The request:
Identify the lines that contain the string "ylabel" and copy all of them.

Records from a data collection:

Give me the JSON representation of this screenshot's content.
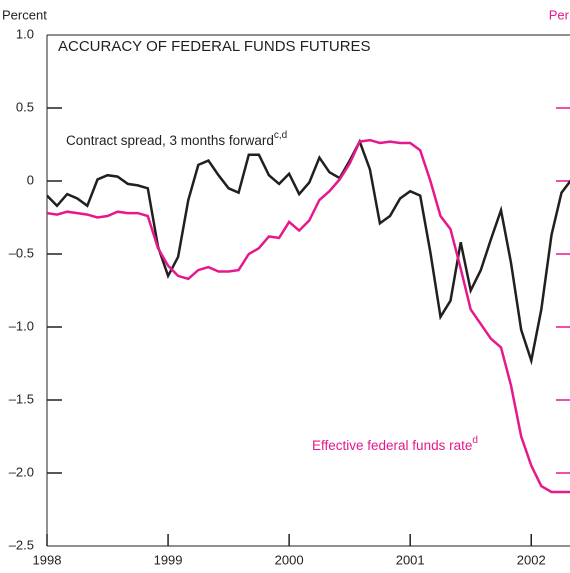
{
  "chart_data": {
    "type": "line",
    "title": "ACCURACY OF FEDERAL FUNDS FUTURES",
    "y_label": "Percent",
    "y2_label": "Per",
    "annotations": [
      {
        "text": "Contract spread, 3 months forward",
        "sup": "c,d"
      },
      {
        "text": "Effective federal funds rate",
        "sup": "d"
      }
    ],
    "x": [
      1998,
      1998.083,
      1998.167,
      1998.25,
      1998.333,
      1998.417,
      1998.5,
      1998.583,
      1998.667,
      1998.75,
      1998.833,
      1998.917,
      1999,
      1999.083,
      1999.167,
      1999.25,
      1999.333,
      1999.417,
      1999.5,
      1999.583,
      1999.667,
      1999.75,
      1999.833,
      1999.917,
      2000,
      2000.083,
      2000.167,
      2000.25,
      2000.333,
      2000.417,
      2000.5,
      2000.583,
      2000.667,
      2000.75,
      2000.833,
      2000.917,
      2001,
      2001.083,
      2001.167,
      2001.25,
      2001.333,
      2001.417,
      2001.5,
      2001.583,
      2001.667,
      2001.75,
      2001.833,
      2001.917,
      2002,
      2002.083,
      2002.167,
      2002.25,
      2002.333
    ],
    "series": [
      {
        "name": "Contract spread, 3 months forward",
        "color": "#231f20",
        "values": [
          -0.1,
          -0.17,
          -0.09,
          -0.12,
          -0.17,
          0.01,
          0.04,
          0.03,
          -0.02,
          -0.03,
          -0.05,
          -0.45,
          -0.65,
          -0.52,
          -0.13,
          0.11,
          0.14,
          0.04,
          -0.05,
          -0.08,
          0.18,
          0.18,
          0.04,
          -0.02,
          0.05,
          -0.09,
          -0.01,
          0.16,
          0.06,
          0.02,
          0.14,
          0.27,
          0.08,
          -0.29,
          -0.24,
          -0.12,
          -0.07,
          -0.1,
          -0.49,
          -0.93,
          -0.82,
          -0.42,
          -0.75,
          -0.61,
          -0.4,
          -0.2,
          -0.56,
          -1.02,
          -1.23,
          -0.88,
          -0.37,
          -0.08,
          0.01
        ]
      },
      {
        "name": "Effective federal funds rate",
        "color": "#e6198c",
        "values": [
          -0.22,
          -0.23,
          -0.21,
          -0.22,
          -0.23,
          -0.25,
          -0.24,
          -0.21,
          -0.22,
          -0.22,
          -0.24,
          -0.46,
          -0.58,
          -0.65,
          -0.67,
          -0.61,
          -0.59,
          -0.62,
          -0.62,
          -0.61,
          -0.5,
          -0.46,
          -0.38,
          -0.39,
          -0.28,
          -0.34,
          -0.27,
          -0.13,
          -0.07,
          0.01,
          0.12,
          0.27,
          0.28,
          0.26,
          0.27,
          0.26,
          0.26,
          0.21,
          0.0,
          -0.24,
          -0.33,
          -0.6,
          -0.88,
          -0.98,
          -1.08,
          -1.14,
          -1.4,
          -1.75,
          -1.95,
          -2.09,
          -2.13,
          -2.13,
          -2.13
        ]
      }
    ],
    "xlim": [
      1998,
      2002.32
    ],
    "xticks": [
      1998,
      1999,
      2000,
      2001,
      2002
    ],
    "ylim": [
      -2.5,
      1
    ],
    "yticks": [
      {
        "value": 1,
        "label": "1.0"
      },
      0.5,
      0,
      {
        "value": -0.5,
        "label": "–0.5"
      },
      {
        "value": -1,
        "label": "–1.0"
      },
      {
        "value": -1.5,
        "label": "–1.5"
      },
      {
        "value": -2,
        "label": "–2.0"
      },
      {
        "value": -2.5,
        "label": "–2.5"
      }
    ],
    "y2_color": "#e6198c"
  }
}
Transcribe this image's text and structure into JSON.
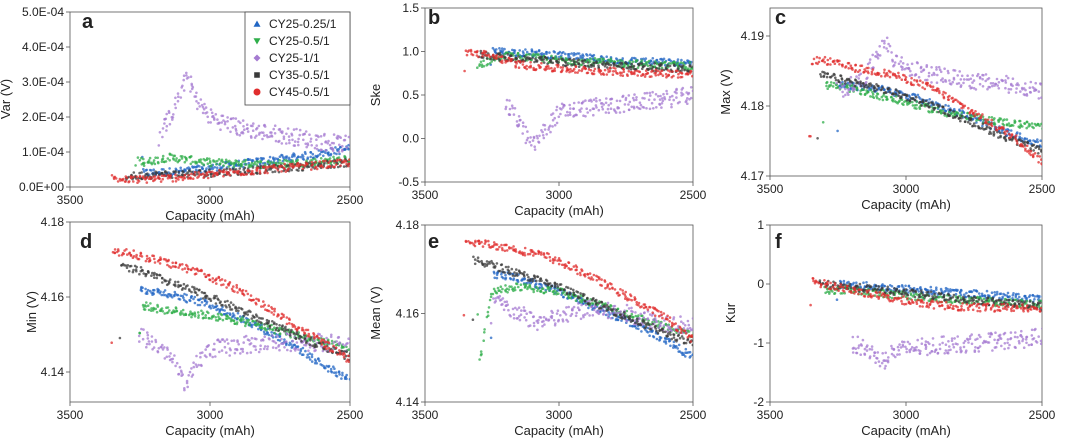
{
  "figure": {
    "xlabel": "Capacity (mAh)"
  },
  "legend": [
    {
      "label": "CY25-0.25/1",
      "color": "#2166c4",
      "marker": "triangle-up"
    },
    {
      "label": "CY25-0.5/1",
      "color": "#2fae4a",
      "marker": "triangle-down"
    },
    {
      "label": "CY25-1/1",
      "color": "#a57bd1",
      "marker": "diamond"
    },
    {
      "label": "CY35-0.5/1",
      "color": "#3a3a3a",
      "marker": "square"
    },
    {
      "label": "CY45-0.5/1",
      "color": "#e02d2d",
      "marker": "circle"
    }
  ],
  "chart_data": [
    {
      "type": "scatter",
      "panel": "a",
      "xlabel": "Capacity (mAh)",
      "ylabel": "Var (V)",
      "xlim": [
        3500,
        2500
      ],
      "xticks": [
        3500,
        3000,
        2500
      ],
      "xtick_labels": [
        "3500",
        "3000",
        "2500"
      ],
      "ylim": [
        0,
        0.0005
      ],
      "yticks": [
        0,
        0.0001,
        0.0002,
        0.0003,
        0.0004,
        0.0005
      ],
      "ytick_labels": [
        "0.0E+00",
        "1.0E-04",
        "2.0E-04",
        "3.0E-04",
        "4.0E-04",
        "5.0E-04"
      ],
      "series": [
        {
          "name": "CY25-0.25/1",
          "x": [
            3240,
            3100,
            2950,
            2800,
            2650,
            2500
          ],
          "y": [
            4e-05,
            4.5e-05,
            6e-05,
            7.5e-05,
            9e-05,
            0.00011
          ]
        },
        {
          "name": "CY25-0.5/1",
          "x": [
            3260,
            3230,
            3150,
            3000,
            2800,
            2650,
            2500
          ],
          "y": [
            8e-05,
            7e-05,
            8.5e-05,
            7e-05,
            6.5e-05,
            7e-05,
            8e-05
          ]
        },
        {
          "name": "CY25-1/1",
          "x": [
            3180,
            3130,
            3080,
            3050,
            3000,
            2900,
            2750,
            2600,
            2500
          ],
          "y": [
            0.00015,
            0.00022,
            0.00032,
            0.00025,
            0.0002,
            0.00017,
            0.00015,
            0.00013,
            0.00012
          ]
        },
        {
          "name": "CY35-0.5/1",
          "x": [
            3300,
            3200,
            3000,
            2800,
            2650,
            2500
          ],
          "y": [
            3e-05,
            3.5e-05,
            4e-05,
            5e-05,
            6e-05,
            7e-05
          ]
        },
        {
          "name": "CY45-0.5/1",
          "x": [
            3350,
            3300,
            3150,
            3000,
            2800,
            2650,
            2500
          ],
          "y": [
            2.5e-05,
            2e-05,
            2.5e-05,
            3.5e-05,
            5e-05,
            6e-05,
            7e-05
          ]
        }
      ]
    },
    {
      "type": "scatter",
      "panel": "b",
      "xlabel": "Capacity (mAh)",
      "ylabel": "Ske",
      "xlim": [
        3500,
        2500
      ],
      "xticks": [
        3500,
        3000,
        2500
      ],
      "xtick_labels": [
        "3500",
        "3000",
        "2500"
      ],
      "ylim": [
        -0.5,
        1.5
      ],
      "yticks": [
        -0.5,
        0,
        0.5,
        1,
        1.5
      ],
      "ytick_labels": [
        "-0.5",
        "0.0",
        "0.5",
        "1.0",
        "1.5"
      ],
      "series": [
        {
          "name": "CY25-0.25/1",
          "x": [
            3250,
            3100,
            2950,
            2800,
            2650,
            2500
          ],
          "y": [
            1.0,
            0.98,
            0.94,
            0.9,
            0.88,
            0.86
          ]
        },
        {
          "name": "CY25-0.5/1",
          "x": [
            3300,
            3200,
            3100,
            3000,
            2800,
            2650,
            2500
          ],
          "y": [
            0.85,
            0.95,
            0.93,
            0.9,
            0.87,
            0.85,
            0.83
          ]
        },
        {
          "name": "CY25-1/1",
          "x": [
            3200,
            3150,
            3100,
            3050,
            3000,
            2900,
            2750,
            2600,
            2500
          ],
          "y": [
            0.4,
            0.2,
            -0.1,
            0.1,
            0.3,
            0.35,
            0.4,
            0.45,
            0.5
          ]
        },
        {
          "name": "CY35-0.5/1",
          "x": [
            3300,
            3200,
            3000,
            2800,
            2650,
            2500
          ],
          "y": [
            0.97,
            0.93,
            0.88,
            0.84,
            0.82,
            0.8
          ]
        },
        {
          "name": "CY45-0.5/1",
          "x": [
            3350,
            3250,
            3150,
            3000,
            2800,
            2650,
            2500
          ],
          "y": [
            1.0,
            0.95,
            0.85,
            0.8,
            0.77,
            0.75,
            0.74
          ]
        }
      ]
    },
    {
      "type": "scatter",
      "panel": "c",
      "xlabel": "Capacity (mAh)",
      "ylabel": "Max (V)",
      "xlim": [
        3500,
        2500
      ],
      "xticks": [
        3500,
        3000,
        2500
      ],
      "xtick_labels": [
        "3500",
        "3000",
        "2500"
      ],
      "ylim": [
        4.17,
        4.194
      ],
      "yticks": [
        4.17,
        4.18,
        4.19
      ],
      "ytick_labels": [
        "4.17",
        "4.18",
        "4.19"
      ],
      "series": [
        {
          "name": "CY25-0.25/1",
          "x": [
            3250,
            3100,
            2950,
            2800,
            2650,
            2500
          ],
          "y": [
            4.183,
            4.1825,
            4.181,
            4.179,
            4.1765,
            4.1745
          ]
        },
        {
          "name": "CY25-0.5/1",
          "x": [
            3300,
            3200,
            3100,
            3000,
            2850,
            2700,
            2500
          ],
          "y": [
            4.183,
            4.1825,
            4.1815,
            4.1805,
            4.179,
            4.178,
            4.177
          ]
        },
        {
          "name": "CY25-1/1",
          "x": [
            3250,
            3150,
            3080,
            3050,
            3000,
            2900,
            2750,
            2600,
            2500
          ],
          "y": [
            4.182,
            4.184,
            4.1895,
            4.187,
            4.1855,
            4.1845,
            4.1835,
            4.183,
            4.182
          ]
        },
        {
          "name": "CY35-0.5/1",
          "x": [
            3320,
            3200,
            3050,
            2900,
            2750,
            2600,
            2500
          ],
          "y": [
            4.1845,
            4.1835,
            4.182,
            4.18,
            4.1775,
            4.175,
            4.1735
          ]
        },
        {
          "name": "CY45-0.5/1",
          "x": [
            3350,
            3300,
            3200,
            3050,
            2900,
            2750,
            2600,
            2500
          ],
          "y": [
            4.1865,
            4.1865,
            4.1855,
            4.1845,
            4.1825,
            4.179,
            4.1755,
            4.172
          ]
        }
      ]
    },
    {
      "type": "scatter",
      "panel": "d",
      "xlabel": "Capacity (mAh)",
      "ylabel": "Min (V)",
      "xlim": [
        3500,
        2500
      ],
      "xticks": [
        3500,
        3000,
        2500
      ],
      "xtick_labels": [
        "3500",
        "3000",
        "2500"
      ],
      "ylim": [
        4.132,
        4.18
      ],
      "yticks": [
        4.14,
        4.16,
        4.18
      ],
      "ytick_labels": [
        "4.14",
        "4.16",
        "4.18"
      ],
      "series": [
        {
          "name": "CY25-0.25/1",
          "x": [
            3250,
            3150,
            3000,
            2850,
            2700,
            2600,
            2500
          ],
          "y": [
            4.162,
            4.161,
            4.158,
            4.153,
            4.147,
            4.142,
            4.138
          ]
        },
        {
          "name": "CY25-0.5/1",
          "x": [
            3250,
            3200,
            3100,
            3000,
            2850,
            2700,
            2500
          ],
          "y": [
            4.158,
            4.157,
            4.156,
            4.155,
            4.153,
            4.15,
            4.146
          ]
        },
        {
          "name": "CY25-1/1",
          "x": [
            3250,
            3150,
            3080,
            3050,
            3000,
            2900,
            2750,
            2600,
            2500
          ],
          "y": [
            4.15,
            4.145,
            4.136,
            4.142,
            4.146,
            4.147,
            4.148,
            4.148,
            4.147
          ]
        },
        {
          "name": "CY35-0.5/1",
          "x": [
            3320,
            3250,
            3150,
            3000,
            2850,
            2700,
            2500
          ],
          "y": [
            4.168,
            4.167,
            4.164,
            4.16,
            4.155,
            4.15,
            4.144
          ]
        },
        {
          "name": "CY45-0.5/1",
          "x": [
            3350,
            3300,
            3200,
            3050,
            2900,
            2750,
            2600,
            2500
          ],
          "y": [
            4.172,
            4.172,
            4.17,
            4.167,
            4.162,
            4.155,
            4.148,
            4.143
          ]
        }
      ]
    },
    {
      "type": "scatter",
      "panel": "e",
      "xlabel": "Capacity (mAh)",
      "ylabel": "Mean (V)",
      "xlim": [
        3500,
        2500
      ],
      "xticks": [
        3500,
        3000,
        2500
      ],
      "xtick_labels": [
        "3500",
        "3000",
        "2500"
      ],
      "ylim": [
        4.14,
        4.18
      ],
      "yticks": [
        4.14,
        4.16,
        4.18
      ],
      "ytick_labels": [
        "4.14",
        "4.16",
        "4.18"
      ],
      "series": [
        {
          "name": "CY25-0.25/1",
          "x": [
            3250,
            3150,
            3000,
            2850,
            2700,
            2600,
            2500
          ],
          "y": [
            4.169,
            4.168,
            4.165,
            4.161,
            4.157,
            4.154,
            4.15
          ]
        },
        {
          "name": "CY25-0.5/1",
          "x": [
            3300,
            3250,
            3150,
            3000,
            2850,
            2700,
            2500
          ],
          "y": [
            4.148,
            4.165,
            4.166,
            4.165,
            4.162,
            4.159,
            4.155
          ]
        },
        {
          "name": "CY25-1/1",
          "x": [
            3250,
            3150,
            3080,
            3000,
            2900,
            2750,
            2600,
            2500
          ],
          "y": [
            4.163,
            4.16,
            4.158,
            4.159,
            4.161,
            4.16,
            4.158,
            4.157
          ]
        },
        {
          "name": "CY35-0.5/1",
          "x": [
            3320,
            3250,
            3150,
            3000,
            2850,
            2700,
            2500
          ],
          "y": [
            4.172,
            4.171,
            4.169,
            4.166,
            4.162,
            4.158,
            4.153
          ]
        },
        {
          "name": "CY45-0.5/1",
          "x": [
            3350,
            3300,
            3200,
            3050,
            2900,
            2750,
            2600,
            2500
          ],
          "y": [
            4.176,
            4.176,
            4.175,
            4.173,
            4.169,
            4.164,
            4.159,
            4.154
          ]
        }
      ]
    },
    {
      "type": "scatter",
      "panel": "f",
      "xlabel": "Capacity (mAh)",
      "ylabel": "Kur",
      "xlim": [
        3500,
        2500
      ],
      "xticks": [
        3500,
        3000,
        2500
      ],
      "xtick_labels": [
        "3500",
        "3000",
        "2500"
      ],
      "ylim": [
        -2,
        1
      ],
      "yticks": [
        -2,
        -1,
        0,
        1
      ],
      "ytick_labels": [
        "-2",
        "-1",
        "0",
        "1"
      ],
      "series": [
        {
          "name": "CY25-0.25/1",
          "x": [
            3250,
            3100,
            2950,
            2800,
            2650,
            2500
          ],
          "y": [
            0.0,
            -0.05,
            -0.1,
            -0.15,
            -0.2,
            -0.25
          ]
        },
        {
          "name": "CY25-0.5/1",
          "x": [
            3300,
            3200,
            3100,
            3000,
            2850,
            2700,
            2500
          ],
          "y": [
            -0.1,
            -0.1,
            -0.15,
            -0.2,
            -0.25,
            -0.3,
            -0.35
          ]
        },
        {
          "name": "CY25-1/1",
          "x": [
            3200,
            3150,
            3080,
            3050,
            3000,
            2900,
            2750,
            2600,
            2500
          ],
          "y": [
            -1.0,
            -1.1,
            -1.3,
            -1.15,
            -1.1,
            -1.05,
            -1.0,
            -0.95,
            -0.9
          ]
        },
        {
          "name": "CY35-0.5/1",
          "x": [
            3320,
            3200,
            3050,
            2900,
            2750,
            2600,
            2500
          ],
          "y": [
            0.0,
            -0.05,
            -0.12,
            -0.2,
            -0.27,
            -0.33,
            -0.38
          ]
        },
        {
          "name": "CY45-0.5/1",
          "x": [
            3350,
            3300,
            3200,
            3050,
            2900,
            2750,
            2600,
            2500
          ],
          "y": [
            0.05,
            0.0,
            -0.1,
            -0.25,
            -0.35,
            -0.4,
            -0.4,
            -0.4
          ]
        }
      ]
    }
  ]
}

Solution below:
      "ylabel": "Var (V)",
      "ylabel": "Ske",
      "ylabel": "Max (V)",
      "ylabel": "Min (V)",
      "ylabel": "Mean (V)",
      "ylabel": "Kur",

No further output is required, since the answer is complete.